__Exercise task__
Repeat each record exactly. Any picture gets left out.

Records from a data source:
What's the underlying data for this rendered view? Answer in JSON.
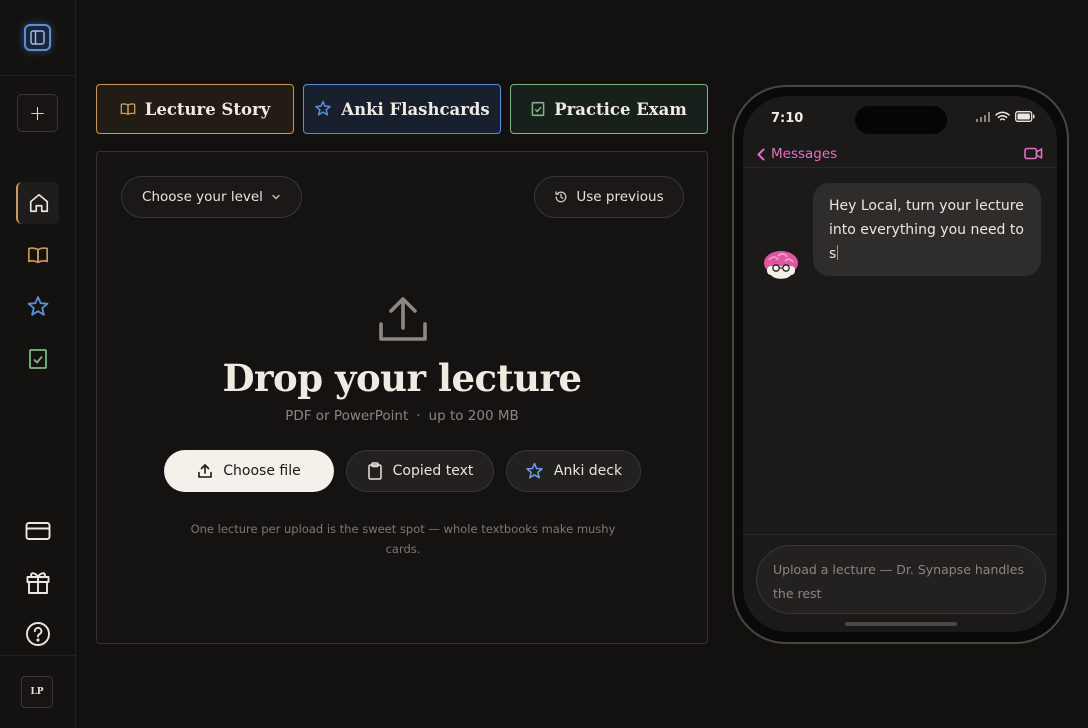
{
  "sidebar": {
    "logo_icon": "sidebar-panel-icon",
    "new_label": "+",
    "nav_items": [
      {
        "name": "home",
        "icon": "home-icon",
        "active": true
      },
      {
        "name": "lecture-story",
        "icon": "book-icon"
      },
      {
        "name": "anki",
        "icon": "sparkle-icon"
      },
      {
        "name": "exam",
        "icon": "checklist-icon"
      }
    ],
    "bottom_items": [
      {
        "name": "billing",
        "icon": "credit-card-icon"
      },
      {
        "name": "gift",
        "icon": "gift-icon"
      },
      {
        "name": "help",
        "icon": "help-icon"
      }
    ],
    "avatar_initials": "LP"
  },
  "tabs": [
    {
      "label": "Lecture Story",
      "icon": "book-icon",
      "color": "#c89a5c"
    },
    {
      "label": "Anki Flashcards",
      "icon": "sparkle-icon",
      "color": "#5a8fd8"
    },
    {
      "label": "Practice Exam",
      "icon": "checklist-icon",
      "color": "#7fb487"
    }
  ],
  "upload": {
    "level_label": "Choose your level",
    "use_previous_label": "Use previous",
    "title": "Drop your lecture",
    "formats": "PDF or PowerPoint",
    "size_limit": "up to 200 MB",
    "separator": "·",
    "choose_file_label": "Choose file",
    "copied_text_label": "Copied text",
    "anki_deck_label": "Anki deck",
    "hint": "One lecture per upload is the sweet spot — whole textbooks make mushy cards."
  },
  "phone": {
    "time": "7:10",
    "back_label": "Messages",
    "accent": "#e36fc6",
    "message": "Hey Local, turn your lecture into everything you need to s",
    "compose_placeholder": "Upload a lecture — Dr. Synapse handles the rest"
  }
}
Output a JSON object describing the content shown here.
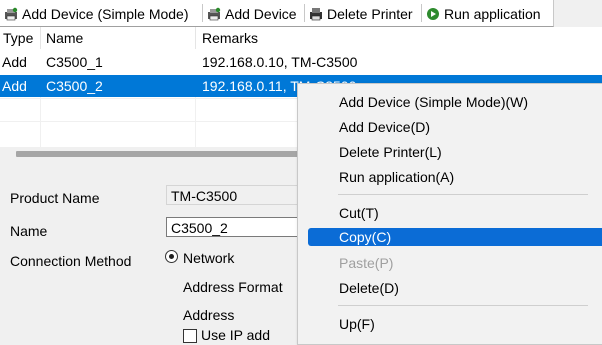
{
  "toolbar": {
    "add_device_simple": "Add Device (Simple Mode)",
    "add_device": "Add Device",
    "delete_printer": "Delete Printer",
    "run_application": "Run application"
  },
  "list": {
    "columns": [
      "Type",
      "Name",
      "Remarks"
    ],
    "rows": [
      {
        "type": "Add",
        "name": "C3500_1",
        "remarks": "192.168.0.10, TM-C3500"
      },
      {
        "type": "Add",
        "name": "C3500_2",
        "remarks": "192.168.0.11, TM-C3500"
      }
    ]
  },
  "form": {
    "product_name_label": "Product Name",
    "product_name_value": "TM-C3500",
    "name_label": "Name",
    "name_value": "C3500_2",
    "connection_method_label": "Connection Method",
    "network_option": "Network",
    "address_format_label": "Address Format",
    "address_label": "Address",
    "partial_checkbox_label": "Use IP add"
  },
  "context_menu": {
    "items": [
      "Add Device (Simple Mode)(W)",
      "Add Device(D)",
      "Delete Printer(L)",
      "Run application(A)",
      "Cut(T)",
      "Copy(C)",
      "Paste(P)",
      "Delete(D)",
      "Up(F)"
    ]
  },
  "colors": {
    "selection": "#0078d7",
    "menu_highlight": "#0b6cd6"
  }
}
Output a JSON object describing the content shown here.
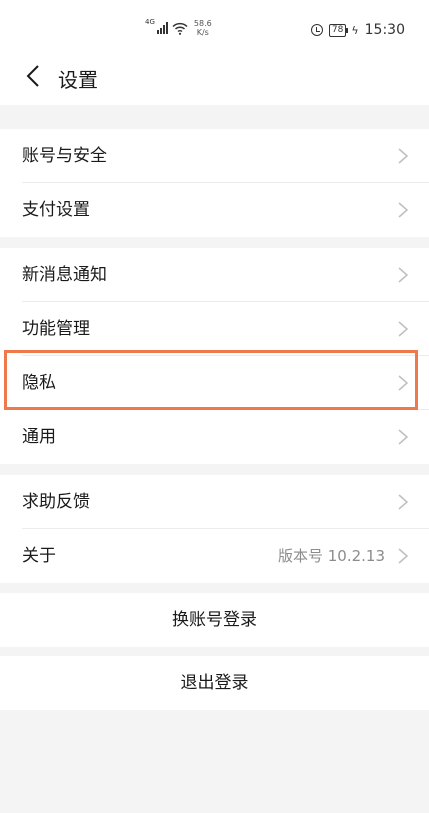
{
  "status_bar": {
    "network_type": "4G",
    "speed_value": "58.6",
    "speed_unit": "K/s",
    "battery_level": "78",
    "time": "15:30"
  },
  "header": {
    "title": "设置"
  },
  "groups": [
    {
      "items": [
        {
          "label": "账号与安全"
        },
        {
          "label": "支付设置"
        }
      ]
    },
    {
      "items": [
        {
          "label": "新消息通知"
        },
        {
          "label": "功能管理"
        },
        {
          "label": "隐私"
        },
        {
          "label": "通用"
        }
      ]
    },
    {
      "items": [
        {
          "label": "求助反馈"
        },
        {
          "label": "关于",
          "value": "版本号 10.2.13"
        }
      ]
    }
  ],
  "actions": {
    "switch_account": "换账号登录",
    "logout": "退出登录"
  },
  "colors": {
    "highlight": "#ee7a4c",
    "background": "#f4f4f4"
  }
}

__Task response__
What's the underlying data for this rendered view? Answer in JSON.
{
  "sidebar": {
    "logo_icon": "sidebar-panel-icon",
    "new_label": "+",
    "nav_items": [
      {
        "name": "home",
        "icon": "home-icon",
        "active": true
      },
      {
        "name": "lecture-story",
        "icon": "book-icon"
      },
      {
        "name": "anki",
        "icon": "sparkle-icon"
      },
      {
        "name": "exam",
        "icon": "checklist-icon"
      }
    ],
    "bottom_items": [
      {
        "name": "billing",
        "icon": "credit-card-icon"
      },
      {
        "name": "gift",
        "icon": "gift-icon"
      },
      {
        "name": "help",
        "icon": "help-icon"
      }
    ],
    "avatar_initials": "LP"
  },
  "tabs": [
    {
      "label": "Lecture Story",
      "icon": "book-icon",
      "color": "#c89a5c"
    },
    {
      "label": "Anki Flashcards",
      "icon": "sparkle-icon",
      "color": "#5a8fd8"
    },
    {
      "label": "Practice Exam",
      "icon": "checklist-icon",
      "color": "#7fb487"
    }
  ],
  "upload": {
    "level_label": "Choose your level",
    "use_previous_label": "Use previous",
    "title": "Drop your lecture",
    "formats": "PDF or PowerPoint",
    "size_limit": "up to 200 MB",
    "separator": "·",
    "choose_file_label": "Choose file",
    "copied_text_label": "Copied text",
    "anki_deck_label": "Anki deck",
    "hint": "One lecture per upload is the sweet spot — whole textbooks make mushy cards."
  },
  "phone": {
    "time": "7:10",
    "back_label": "Messages",
    "accent": "#e36fc6",
    "message": "Hey Local, turn your lecture into everything you need to s",
    "compose_placeholder": "Upload a lecture — Dr. Synapse handles the rest"
  }
}
Output a JSON object describing the content shown here.
{
  "toolbar": {
    "add_device_simple": "Add Device (Simple Mode)",
    "add_device": "Add Device",
    "delete_printer": "Delete Printer",
    "run_application": "Run application"
  },
  "list": {
    "columns": [
      "Type",
      "Name",
      "Remarks"
    ],
    "rows": [
      {
        "type": "Add",
        "name": "C3500_1",
        "remarks": "192.168.0.10, TM-C3500"
      },
      {
        "type": "Add",
        "name": "C3500_2",
        "remarks": "192.168.0.11, TM-C3500"
      }
    ]
  },
  "form": {
    "product_name_label": "Product Name",
    "product_name_value": "TM-C3500",
    "name_label": "Name",
    "name_value": "C3500_2",
    "connection_method_label": "Connection Method",
    "network_option": "Network",
    "address_format_label": "Address Format",
    "address_label": "Address",
    "partial_checkbox_label": "Use IP add"
  },
  "context_menu": {
    "items": [
      "Add Device (Simple Mode)(W)",
      "Add Device(D)",
      "Delete Printer(L)",
      "Run application(A)",
      "Cut(T)",
      "Copy(C)",
      "Paste(P)",
      "Delete(D)",
      "Up(F)"
    ]
  },
  "colors": {
    "selection": "#0078d7",
    "menu_highlight": "#0b6cd6"
  }
}
Output a JSON object describing the content shown here.
{
  "status_bar": {
    "network_type": "4G",
    "speed_value": "58.6",
    "speed_unit": "K/s",
    "battery_level": "78",
    "time": "15:30"
  },
  "header": {
    "title": "设置"
  },
  "groups": [
    {
      "items": [
        {
          "label": "账号与安全"
        },
        {
          "label": "支付设置"
        }
      ]
    },
    {
      "items": [
        {
          "label": "新消息通知"
        },
        {
          "label": "功能管理"
        },
        {
          "label": "隐私"
        },
        {
          "label": "通用"
        }
      ]
    },
    {
      "items": [
        {
          "label": "求助反馈"
        },
        {
          "label": "关于",
          "value": "版本号 10.2.13"
        }
      ]
    }
  ],
  "actions": {
    "switch_account": "换账号登录",
    "logout": "退出登录"
  },
  "colors": {
    "highlight": "#ee7a4c",
    "background": "#f4f4f4"
  }
}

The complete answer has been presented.